Write out every single entry exactly.

Source records:
● ● ●
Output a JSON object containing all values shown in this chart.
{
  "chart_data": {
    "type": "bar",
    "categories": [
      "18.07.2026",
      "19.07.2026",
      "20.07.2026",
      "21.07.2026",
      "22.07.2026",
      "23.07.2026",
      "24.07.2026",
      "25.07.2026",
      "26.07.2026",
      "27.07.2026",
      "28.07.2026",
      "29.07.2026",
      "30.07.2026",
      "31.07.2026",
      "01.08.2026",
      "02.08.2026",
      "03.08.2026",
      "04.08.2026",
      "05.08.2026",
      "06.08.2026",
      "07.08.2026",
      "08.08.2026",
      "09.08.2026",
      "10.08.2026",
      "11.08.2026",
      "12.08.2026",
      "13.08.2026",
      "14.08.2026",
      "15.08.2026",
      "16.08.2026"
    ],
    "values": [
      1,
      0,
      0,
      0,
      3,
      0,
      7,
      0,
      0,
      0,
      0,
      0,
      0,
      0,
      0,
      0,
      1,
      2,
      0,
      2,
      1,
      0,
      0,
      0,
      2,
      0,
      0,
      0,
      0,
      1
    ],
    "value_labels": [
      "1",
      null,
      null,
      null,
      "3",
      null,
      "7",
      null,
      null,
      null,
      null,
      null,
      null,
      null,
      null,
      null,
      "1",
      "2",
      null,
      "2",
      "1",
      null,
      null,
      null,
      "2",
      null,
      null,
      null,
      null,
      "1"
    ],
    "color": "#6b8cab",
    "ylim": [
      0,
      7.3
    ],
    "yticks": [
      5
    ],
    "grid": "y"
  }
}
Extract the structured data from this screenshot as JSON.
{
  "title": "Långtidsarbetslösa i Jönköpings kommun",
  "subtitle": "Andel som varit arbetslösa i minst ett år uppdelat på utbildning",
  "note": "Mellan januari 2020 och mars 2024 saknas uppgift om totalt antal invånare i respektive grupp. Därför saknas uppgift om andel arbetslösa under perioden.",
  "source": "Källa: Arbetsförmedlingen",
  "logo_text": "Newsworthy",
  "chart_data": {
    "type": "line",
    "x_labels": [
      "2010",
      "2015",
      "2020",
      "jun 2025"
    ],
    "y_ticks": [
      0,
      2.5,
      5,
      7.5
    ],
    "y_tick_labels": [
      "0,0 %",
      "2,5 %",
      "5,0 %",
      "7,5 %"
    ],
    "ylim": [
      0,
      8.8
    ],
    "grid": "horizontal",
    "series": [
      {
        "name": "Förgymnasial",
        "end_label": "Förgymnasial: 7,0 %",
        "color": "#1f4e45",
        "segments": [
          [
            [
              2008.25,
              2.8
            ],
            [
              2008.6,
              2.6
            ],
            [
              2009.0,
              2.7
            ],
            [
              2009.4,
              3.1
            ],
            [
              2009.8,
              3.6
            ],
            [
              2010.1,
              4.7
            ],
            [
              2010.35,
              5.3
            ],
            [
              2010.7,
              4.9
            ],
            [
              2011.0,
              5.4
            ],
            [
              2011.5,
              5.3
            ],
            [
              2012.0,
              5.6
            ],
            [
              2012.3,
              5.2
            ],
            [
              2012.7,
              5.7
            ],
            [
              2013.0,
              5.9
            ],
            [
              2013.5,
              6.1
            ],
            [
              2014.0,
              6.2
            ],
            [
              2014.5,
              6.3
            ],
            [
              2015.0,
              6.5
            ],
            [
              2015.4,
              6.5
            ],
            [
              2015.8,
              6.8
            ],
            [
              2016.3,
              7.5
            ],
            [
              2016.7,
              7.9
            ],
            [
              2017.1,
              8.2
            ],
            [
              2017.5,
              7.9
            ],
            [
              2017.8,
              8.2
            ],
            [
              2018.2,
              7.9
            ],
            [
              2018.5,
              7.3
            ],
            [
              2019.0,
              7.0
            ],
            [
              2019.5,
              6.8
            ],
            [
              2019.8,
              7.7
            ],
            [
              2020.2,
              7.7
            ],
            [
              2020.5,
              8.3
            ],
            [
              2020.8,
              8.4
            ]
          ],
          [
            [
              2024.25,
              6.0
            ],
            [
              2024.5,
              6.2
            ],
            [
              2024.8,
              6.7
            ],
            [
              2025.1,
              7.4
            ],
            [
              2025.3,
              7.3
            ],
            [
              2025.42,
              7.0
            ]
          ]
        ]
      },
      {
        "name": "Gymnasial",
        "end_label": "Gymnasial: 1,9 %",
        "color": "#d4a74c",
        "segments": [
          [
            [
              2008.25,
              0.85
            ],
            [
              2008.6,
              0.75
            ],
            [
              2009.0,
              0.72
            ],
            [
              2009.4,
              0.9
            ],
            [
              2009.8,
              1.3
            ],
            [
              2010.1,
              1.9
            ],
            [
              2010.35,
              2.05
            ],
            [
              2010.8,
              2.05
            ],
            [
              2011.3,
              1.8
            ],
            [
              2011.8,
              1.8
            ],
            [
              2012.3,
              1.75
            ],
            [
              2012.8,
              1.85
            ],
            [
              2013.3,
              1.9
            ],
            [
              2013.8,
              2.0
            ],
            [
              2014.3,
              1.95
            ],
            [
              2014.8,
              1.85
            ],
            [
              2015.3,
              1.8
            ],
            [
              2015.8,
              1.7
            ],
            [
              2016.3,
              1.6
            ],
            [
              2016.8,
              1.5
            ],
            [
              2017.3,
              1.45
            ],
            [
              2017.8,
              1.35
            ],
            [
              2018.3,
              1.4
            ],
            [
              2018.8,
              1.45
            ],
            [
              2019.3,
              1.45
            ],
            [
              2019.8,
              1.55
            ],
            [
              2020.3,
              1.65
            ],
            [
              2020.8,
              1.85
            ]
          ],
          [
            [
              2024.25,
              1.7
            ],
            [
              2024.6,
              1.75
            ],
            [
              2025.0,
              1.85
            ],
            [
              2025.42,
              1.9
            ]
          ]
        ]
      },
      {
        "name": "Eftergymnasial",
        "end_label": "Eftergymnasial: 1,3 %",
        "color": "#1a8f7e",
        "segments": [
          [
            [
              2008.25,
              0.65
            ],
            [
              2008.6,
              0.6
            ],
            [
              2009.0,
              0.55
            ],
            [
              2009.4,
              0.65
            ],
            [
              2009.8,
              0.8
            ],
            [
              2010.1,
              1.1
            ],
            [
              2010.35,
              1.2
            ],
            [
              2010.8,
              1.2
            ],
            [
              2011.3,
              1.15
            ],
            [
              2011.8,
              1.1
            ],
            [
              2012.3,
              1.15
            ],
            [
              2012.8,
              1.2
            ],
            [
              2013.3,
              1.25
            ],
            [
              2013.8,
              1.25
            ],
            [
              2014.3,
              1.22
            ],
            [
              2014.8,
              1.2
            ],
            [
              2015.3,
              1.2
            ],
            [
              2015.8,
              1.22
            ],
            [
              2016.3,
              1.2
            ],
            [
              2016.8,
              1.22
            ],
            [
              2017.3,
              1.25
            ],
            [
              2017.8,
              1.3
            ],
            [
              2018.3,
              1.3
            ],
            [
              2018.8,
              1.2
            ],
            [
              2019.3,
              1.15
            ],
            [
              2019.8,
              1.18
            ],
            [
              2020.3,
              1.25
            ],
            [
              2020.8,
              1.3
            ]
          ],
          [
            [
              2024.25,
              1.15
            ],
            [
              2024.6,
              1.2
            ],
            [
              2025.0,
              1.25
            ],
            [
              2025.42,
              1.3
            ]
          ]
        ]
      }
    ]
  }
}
● ● ●
SOLUTION TO THIS TASK —
Output a JSON object containing all values shown in this chart.
{
  "chart_data": {
    "type": "bar",
    "categories": [
      "18.07.2026",
      "19.07.2026",
      "20.07.2026",
      "21.07.2026",
      "22.07.2026",
      "23.07.2026",
      "24.07.2026",
      "25.07.2026",
      "26.07.2026",
      "27.07.2026",
      "28.07.2026",
      "29.07.2026",
      "30.07.2026",
      "31.07.2026",
      "01.08.2026",
      "02.08.2026",
      "03.08.2026",
      "04.08.2026",
      "05.08.2026",
      "06.08.2026",
      "07.08.2026",
      "08.08.2026",
      "09.08.2026",
      "10.08.2026",
      "11.08.2026",
      "12.08.2026",
      "13.08.2026",
      "14.08.2026",
      "15.08.2026",
      "16.08.2026"
    ],
    "values": [
      1,
      0,
      0,
      0,
      3,
      0,
      7,
      0,
      0,
      0,
      0,
      0,
      0,
      0,
      0,
      0,
      1,
      2,
      0,
      2,
      1,
      0,
      0,
      0,
      2,
      0,
      0,
      0,
      0,
      1
    ],
    "value_labels": [
      "1",
      null,
      null,
      null,
      "3",
      null,
      "7",
      null,
      null,
      null,
      null,
      null,
      null,
      null,
      null,
      null,
      "1",
      "2",
      null,
      "2",
      "1",
      null,
      null,
      null,
      "2",
      null,
      null,
      null,
      null,
      "1"
    ],
    "color": "#6b8cab",
    "ylim": [
      0,
      7.3
    ],
    "yticks": [
      5
    ],
    "grid": "y"
  }
}
Extract the structured data from this screenshot as JSON.
{
  "title": "Långtidsarbetslösa i Jönköpings kommun",
  "subtitle": "Andel som varit arbetslösa i minst ett år uppdelat på utbildning",
  "note": "Mellan januari 2020 och mars 2024 saknas uppgift om totalt antal invånare i respektive grupp. Därför saknas uppgift om andel arbetslösa under perioden.",
  "source": "Källa: Arbetsförmedlingen",
  "logo_text": "Newsworthy",
  "chart_data": {
    "type": "line",
    "x_labels": [
      "2010",
      "2015",
      "2020",
      "jun 2025"
    ],
    "y_ticks": [
      0,
      2.5,
      5,
      7.5
    ],
    "y_tick_labels": [
      "0,0 %",
      "2,5 %",
      "5,0 %",
      "7,5 %"
    ],
    "ylim": [
      0,
      8.8
    ],
    "grid": "horizontal",
    "series": [
      {
        "name": "Förgymnasial",
        "end_label": "Förgymnasial: 7,0 %",
        "color": "#1f4e45",
        "segments": [
          [
            [
              2008.25,
              2.8
            ],
            [
              2008.6,
              2.6
            ],
            [
              2009.0,
              2.7
            ],
            [
              2009.4,
              3.1
            ],
            [
              2009.8,
              3.6
            ],
            [
              2010.1,
              4.7
            ],
            [
              2010.35,
              5.3
            ],
            [
              2010.7,
              4.9
            ],
            [
              2011.0,
              5.4
            ],
            [
              2011.5,
              5.3
            ],
            [
              2012.0,
              5.6
            ],
            [
              2012.3,
              5.2
            ],
            [
              2012.7,
              5.7
            ],
            [
              2013.0,
              5.9
            ],
            [
              2013.5,
              6.1
            ],
            [
              2014.0,
              6.2
            ],
            [
              2014.5,
              6.3
            ],
            [
              2015.0,
              6.5
            ],
            [
              2015.4,
              6.5
            ],
            [
              2015.8,
              6.8
            ],
            [
              2016.3,
              7.5
            ],
            [
              2016.7,
              7.9
            ],
            [
              2017.1,
              8.2
            ],
            [
              2017.5,
              7.9
            ],
            [
              2017.8,
              8.2
            ],
            [
              2018.2,
              7.9
            ],
            [
              2018.5,
              7.3
            ],
            [
              2019.0,
              7.0
            ],
            [
              2019.5,
              6.8
            ],
            [
              2019.8,
              7.7
            ],
            [
              2020.2,
              7.7
            ],
            [
              2020.5,
              8.3
            ],
            [
              2020.8,
              8.4
            ]
          ],
          [
            [
              2024.25,
              6.0
            ],
            [
              2024.5,
              6.2
            ],
            [
              2024.8,
              6.7
            ],
            [
              2025.1,
              7.4
            ],
            [
              2025.3,
              7.3
            ],
            [
              2025.42,
              7.0
            ]
          ]
        ]
      },
      {
        "name": "Gymnasial",
        "end_label": "Gymnasial: 1,9 %",
        "color": "#d4a74c",
        "segments": [
          [
            [
              2008.25,
              0.85
            ],
            [
              2008.6,
              0.75
            ],
            [
              2009.0,
              0.72
            ],
            [
              2009.4,
              0.9
            ],
            [
              2009.8,
              1.3
            ],
            [
              2010.1,
              1.9
            ],
            [
              2010.35,
              2.05
            ],
            [
              2010.8,
              2.05
            ],
            [
              2011.3,
              1.8
            ],
            [
              2011.8,
              1.8
            ],
            [
              2012.3,
              1.75
            ],
            [
              2012.8,
              1.85
            ],
            [
              2013.3,
              1.9
            ],
            [
              2013.8,
              2.0
            ],
            [
              2014.3,
              1.95
            ],
            [
              2014.8,
              1.85
            ],
            [
              2015.3,
              1.8
            ],
            [
              2015.8,
              1.7
            ],
            [
              2016.3,
              1.6
            ],
            [
              2016.8,
              1.5
            ],
            [
              2017.3,
              1.45
            ],
            [
              2017.8,
              1.35
            ],
            [
              2018.3,
              1.4
            ],
            [
              2018.8,
              1.45
            ],
            [
              2019.3,
              1.45
            ],
            [
              2019.8,
              1.55
            ],
            [
              2020.3,
              1.65
            ],
            [
              2020.8,
              1.85
            ]
          ],
          [
            [
              2024.25,
              1.7
            ],
            [
              2024.6,
              1.75
            ],
            [
              2025.0,
              1.85
            ],
            [
              2025.42,
              1.9
            ]
          ]
        ]
      },
      {
        "name": "Eftergymnasial",
        "end_label": "Eftergymnasial: 1,3 %",
        "color": "#1a8f7e",
        "segments": [
          [
            [
              2008.25,
              0.65
            ],
            [
              2008.6,
              0.6
            ],
            [
              2009.0,
              0.55
            ],
            [
              2009.4,
              0.65
            ],
            [
              2009.8,
              0.8
            ],
            [
              2010.1,
              1.1
            ],
            [
              2010.35,
              1.2
            ],
            [
              2010.8,
              1.2
            ],
            [
              2011.3,
              1.15
            ],
            [
              2011.8,
              1.1
            ],
            [
              2012.3,
              1.15
            ],
            [
              2012.8,
              1.2
            ],
            [
              2013.3,
              1.25
            ],
            [
              2013.8,
              1.25
            ],
            [
              2014.3,
              1.22
            ],
            [
              2014.8,
              1.2
            ],
            [
              2015.3,
              1.2
            ],
            [
              2015.8,
              1.22
            ],
            [
              2016.3,
              1.2
            ],
            [
              2016.8,
              1.22
            ],
            [
              2017.3,
              1.25
            ],
            [
              2017.8,
              1.3
            ],
            [
              2018.3,
              1.3
            ],
            [
              2018.8,
              1.2
            ],
            [
              2019.3,
              1.15
            ],
            [
              2019.8,
              1.18
            ],
            [
              2020.3,
              1.25
            ],
            [
              2020.8,
              1.3
            ]
          ],
          [
            [
              2024.25,
              1.15
            ],
            [
              2024.6,
              1.2
            ],
            [
              2025.0,
              1.25
            ],
            [
              2025.42,
              1.3
            ]
          ]
        ]
      }
    ]
  }
}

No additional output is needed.